» What needs to be done: Your task is to retype each line of the data below exactly.

» Data in this exercise:
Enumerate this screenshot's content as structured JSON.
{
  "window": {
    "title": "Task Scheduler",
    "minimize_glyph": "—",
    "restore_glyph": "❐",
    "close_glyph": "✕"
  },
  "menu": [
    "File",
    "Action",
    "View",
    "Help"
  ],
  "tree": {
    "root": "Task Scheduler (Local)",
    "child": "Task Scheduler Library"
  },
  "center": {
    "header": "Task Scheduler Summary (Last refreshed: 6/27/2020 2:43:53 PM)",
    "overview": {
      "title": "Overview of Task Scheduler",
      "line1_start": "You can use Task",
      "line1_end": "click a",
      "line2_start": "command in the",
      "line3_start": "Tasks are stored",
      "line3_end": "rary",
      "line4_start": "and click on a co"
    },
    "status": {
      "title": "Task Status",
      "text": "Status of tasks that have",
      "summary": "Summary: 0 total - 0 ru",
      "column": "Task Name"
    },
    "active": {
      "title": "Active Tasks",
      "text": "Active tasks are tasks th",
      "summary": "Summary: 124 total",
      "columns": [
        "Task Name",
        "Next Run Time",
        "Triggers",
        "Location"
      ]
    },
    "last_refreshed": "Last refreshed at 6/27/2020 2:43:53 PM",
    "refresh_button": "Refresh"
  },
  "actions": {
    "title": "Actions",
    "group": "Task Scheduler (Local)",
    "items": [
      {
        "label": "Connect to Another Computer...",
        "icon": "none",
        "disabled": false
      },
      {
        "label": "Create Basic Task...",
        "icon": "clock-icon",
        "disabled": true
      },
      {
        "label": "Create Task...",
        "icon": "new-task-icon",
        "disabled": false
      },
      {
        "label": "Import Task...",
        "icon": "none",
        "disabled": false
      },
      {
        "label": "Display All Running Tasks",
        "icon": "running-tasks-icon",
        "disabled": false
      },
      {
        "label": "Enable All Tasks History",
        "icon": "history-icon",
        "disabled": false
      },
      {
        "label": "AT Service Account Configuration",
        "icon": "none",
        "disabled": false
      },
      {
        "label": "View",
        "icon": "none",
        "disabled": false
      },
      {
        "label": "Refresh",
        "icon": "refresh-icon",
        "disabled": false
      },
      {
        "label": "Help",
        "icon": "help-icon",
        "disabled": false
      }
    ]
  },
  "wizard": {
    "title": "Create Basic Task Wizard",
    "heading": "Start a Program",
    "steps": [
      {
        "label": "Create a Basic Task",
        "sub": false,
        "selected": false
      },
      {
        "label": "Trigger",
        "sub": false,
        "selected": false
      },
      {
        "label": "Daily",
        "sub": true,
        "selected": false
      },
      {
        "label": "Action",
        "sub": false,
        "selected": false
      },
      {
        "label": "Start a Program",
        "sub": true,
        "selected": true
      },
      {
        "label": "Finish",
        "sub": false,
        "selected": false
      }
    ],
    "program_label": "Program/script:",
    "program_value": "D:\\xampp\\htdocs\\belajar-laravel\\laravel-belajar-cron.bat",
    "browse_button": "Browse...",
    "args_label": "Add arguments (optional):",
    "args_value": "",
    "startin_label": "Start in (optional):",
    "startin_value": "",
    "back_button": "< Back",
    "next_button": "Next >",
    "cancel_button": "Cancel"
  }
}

» Output of the task:
Enumerate this screenshot's content as structured JSON.
{
  "window": {
    "title": "Task Scheduler",
    "minimize_glyph": "—",
    "restore_glyph": "❐",
    "close_glyph": "✕"
  },
  "menu": [
    "File",
    "Action",
    "View",
    "Help"
  ],
  "tree": {
    "root": "Task Scheduler (Local)",
    "child": "Task Scheduler Library"
  },
  "center": {
    "header": "Task Scheduler Summary (Last refreshed: 6/27/2020 2:43:53 PM)",
    "overview": {
      "title": "Overview of Task Scheduler",
      "line1_start": "You can use Task",
      "line1_end": "click a",
      "line2_start": "command in the",
      "line3_start": "Tasks are stored",
      "line3_end": "rary",
      "line4_start": "and click on a co"
    },
    "status": {
      "title": "Task Status",
      "text": "Status of tasks that have",
      "summary": "Summary: 0 total - 0 ru",
      "column": "Task Name"
    },
    "active": {
      "title": "Active Tasks",
      "text": "Active tasks are tasks th",
      "summary": "Summary: 124 total",
      "columns": [
        "Task Name",
        "Next Run Time",
        "Triggers",
        "Location"
      ]
    },
    "last_refreshed": "Last refreshed at 6/27/2020 2:43:53 PM",
    "refresh_button": "Refresh"
  },
  "actions": {
    "title": "Actions",
    "group": "Task Scheduler (Local)",
    "items": [
      {
        "label": "Connect to Another Computer...",
        "icon": "none",
        "disabled": false
      },
      {
        "label": "Create Basic Task...",
        "icon": "clock-icon",
        "disabled": true
      },
      {
        "label": "Create Task...",
        "icon": "new-task-icon",
        "disabled": false
      },
      {
        "label": "Import Task...",
        "icon": "none",
        "disabled": false
      },
      {
        "label": "Display All Running Tasks",
        "icon": "running-tasks-icon",
        "disabled": false
      },
      {
        "label": "Enable All Tasks History",
        "icon": "history-icon",
        "disabled": false
      },
      {
        "label": "AT Service Account Configuration",
        "icon": "none",
        "disabled": false
      },
      {
        "label": "View",
        "icon": "none",
        "disabled": false
      },
      {
        "label": "Refresh",
        "icon": "refresh-icon",
        "disabled": false
      },
      {
        "label": "Help",
        "icon": "help-icon",
        "disabled": false
      }
    ]
  },
  "wizard": {
    "title": "Create Basic Task Wizard",
    "heading": "Start a Program",
    "steps": [
      {
        "label": "Create a Basic Task",
        "sub": false,
        "selected": false
      },
      {
        "label": "Trigger",
        "sub": false,
        "selected": false
      },
      {
        "label": "Daily",
        "sub": true,
        "selected": false
      },
      {
        "label": "Action",
        "sub": false,
        "selected": false
      },
      {
        "label": "Start a Program",
        "sub": true,
        "selected": true
      },
      {
        "label": "Finish",
        "sub": false,
        "selected": false
      }
    ],
    "program_label": "Program/script:",
    "program_value": "D:\\xampp\\htdocs\\belajar-laravel\\laravel-belajar-cron.bat",
    "browse_button": "Browse...",
    "args_label": "Add arguments (optional):",
    "args_value": "",
    "startin_label": "Start in (optional):",
    "startin_value": "",
    "back_button": "< Back",
    "next_button": "Next >",
    "cancel_button": "Cancel"
  }
}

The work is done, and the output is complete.